▶ _EXERCISE TASK_
Write out the listing in full, matching it word for word.

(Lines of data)
##############################

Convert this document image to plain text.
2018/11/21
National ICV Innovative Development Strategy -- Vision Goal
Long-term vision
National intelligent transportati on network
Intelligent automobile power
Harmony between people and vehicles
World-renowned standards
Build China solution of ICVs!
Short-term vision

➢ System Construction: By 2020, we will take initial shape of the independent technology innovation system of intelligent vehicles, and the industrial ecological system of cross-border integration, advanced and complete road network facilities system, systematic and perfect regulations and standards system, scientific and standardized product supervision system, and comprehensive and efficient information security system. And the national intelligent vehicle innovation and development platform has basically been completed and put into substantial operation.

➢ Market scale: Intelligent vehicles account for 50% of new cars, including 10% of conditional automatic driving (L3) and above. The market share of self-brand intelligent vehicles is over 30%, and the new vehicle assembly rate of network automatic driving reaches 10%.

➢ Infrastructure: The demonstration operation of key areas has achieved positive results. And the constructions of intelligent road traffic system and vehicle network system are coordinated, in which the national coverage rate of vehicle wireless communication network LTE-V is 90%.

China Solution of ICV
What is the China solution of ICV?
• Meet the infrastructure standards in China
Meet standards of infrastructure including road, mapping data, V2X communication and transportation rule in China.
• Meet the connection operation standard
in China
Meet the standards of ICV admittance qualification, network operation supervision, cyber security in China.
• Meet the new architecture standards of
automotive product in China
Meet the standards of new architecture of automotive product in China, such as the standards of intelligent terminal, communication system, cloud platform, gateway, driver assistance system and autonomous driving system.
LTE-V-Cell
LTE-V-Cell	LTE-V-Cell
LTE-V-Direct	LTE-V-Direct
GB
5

##############################

▶ _OUTPUT OF THE EXERCISE_
Convert this document image to plain text.
2018/11/21
National ICV Innovative Development Strategy -- Vision Goal
Long-term vision
National intelligent transportati on network
Intelligent automobile power
Harmony between people and vehicles
World-renowned standards
Build China solution of ICVs!
Short-term vision

➢ System Construction: By 2020, we will take initial shape of the independent technology innovation system of intelligent vehicles, and the industrial ecological system of cross-border integration, advanced and complete road network facilities system, systematic and perfect regulations and standards system, scientific and standardized product supervision system, and comprehensive and efficient information security system. And the national intelligent vehicle innovation and development platform has basically been completed and put into substantial operation.

➢ Market scale: Intelligent vehicles account for 50% of new cars, including 10% of conditional automatic driving (L3) and above. The market share of self-brand intelligent vehicles is over 30%, and the new vehicle assembly rate of network automatic driving reaches 10%.

➢ Infrastructure: The demonstration operation of key areas has achieved positive results. And the constructions of intelligent road traffic system and vehicle network system are coordinated, in which the national coverage rate of vehicle wireless communication network LTE-V is 90%.

China Solution of ICV
What is the China solution of ICV?
• Meet the infrastructure standards in China
Meet standards of infrastructure including road, mapping data, V2X communication and transportation rule in China.
• Meet the connection operation standard
in China
Meet the standards of ICV admittance qualification, network operation supervision, cyber security in China.
• Meet the new architecture standards of
automotive product in China
Meet the standards of new architecture of automotive product in China, such as the standards of intelligent terminal, communication system, cloud platform, gateway, driver assistance system and autonomous driving system.
LTE-V-Cell
LTE-V-Cell	LTE-V-Cell
LTE-V-Direct	LTE-V-Direct
GB
5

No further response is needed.